◆ Stored rows

================================

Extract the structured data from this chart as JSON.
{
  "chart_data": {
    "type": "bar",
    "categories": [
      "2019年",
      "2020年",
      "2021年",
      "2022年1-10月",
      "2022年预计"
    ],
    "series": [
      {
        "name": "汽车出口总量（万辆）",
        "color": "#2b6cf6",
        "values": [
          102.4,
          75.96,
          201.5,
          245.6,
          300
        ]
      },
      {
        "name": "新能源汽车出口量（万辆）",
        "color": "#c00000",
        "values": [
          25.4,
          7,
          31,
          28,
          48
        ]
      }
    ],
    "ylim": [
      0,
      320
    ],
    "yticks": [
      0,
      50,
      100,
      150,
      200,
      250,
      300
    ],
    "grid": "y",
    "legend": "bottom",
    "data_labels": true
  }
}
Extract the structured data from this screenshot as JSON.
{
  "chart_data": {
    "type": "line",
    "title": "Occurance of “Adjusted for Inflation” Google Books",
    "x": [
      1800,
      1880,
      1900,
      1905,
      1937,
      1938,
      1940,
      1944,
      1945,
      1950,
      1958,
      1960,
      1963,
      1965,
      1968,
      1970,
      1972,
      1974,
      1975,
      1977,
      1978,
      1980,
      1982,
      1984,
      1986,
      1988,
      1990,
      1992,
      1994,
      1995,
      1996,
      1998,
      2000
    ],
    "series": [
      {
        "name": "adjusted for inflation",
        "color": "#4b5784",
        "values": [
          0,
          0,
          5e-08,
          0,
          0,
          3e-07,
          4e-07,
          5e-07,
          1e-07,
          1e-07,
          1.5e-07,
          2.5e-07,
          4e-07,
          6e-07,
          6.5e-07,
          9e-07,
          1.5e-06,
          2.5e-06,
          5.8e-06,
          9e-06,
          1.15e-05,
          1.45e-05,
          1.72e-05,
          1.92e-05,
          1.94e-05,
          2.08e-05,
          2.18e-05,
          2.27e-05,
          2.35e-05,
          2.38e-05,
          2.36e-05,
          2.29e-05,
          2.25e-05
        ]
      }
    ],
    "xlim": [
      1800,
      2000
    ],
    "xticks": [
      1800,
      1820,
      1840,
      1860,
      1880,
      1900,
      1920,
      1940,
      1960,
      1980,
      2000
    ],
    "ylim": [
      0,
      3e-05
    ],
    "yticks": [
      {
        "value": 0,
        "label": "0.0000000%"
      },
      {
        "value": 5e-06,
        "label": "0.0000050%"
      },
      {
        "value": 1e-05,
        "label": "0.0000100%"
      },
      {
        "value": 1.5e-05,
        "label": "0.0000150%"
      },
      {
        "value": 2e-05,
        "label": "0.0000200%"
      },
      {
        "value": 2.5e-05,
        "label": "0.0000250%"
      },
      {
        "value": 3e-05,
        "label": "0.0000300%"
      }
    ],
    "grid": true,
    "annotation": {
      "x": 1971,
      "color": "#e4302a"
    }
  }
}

================================

◆ Problem statement
Using the listing above, state the number of lines that hold "name", with no other text.

◆ Response
3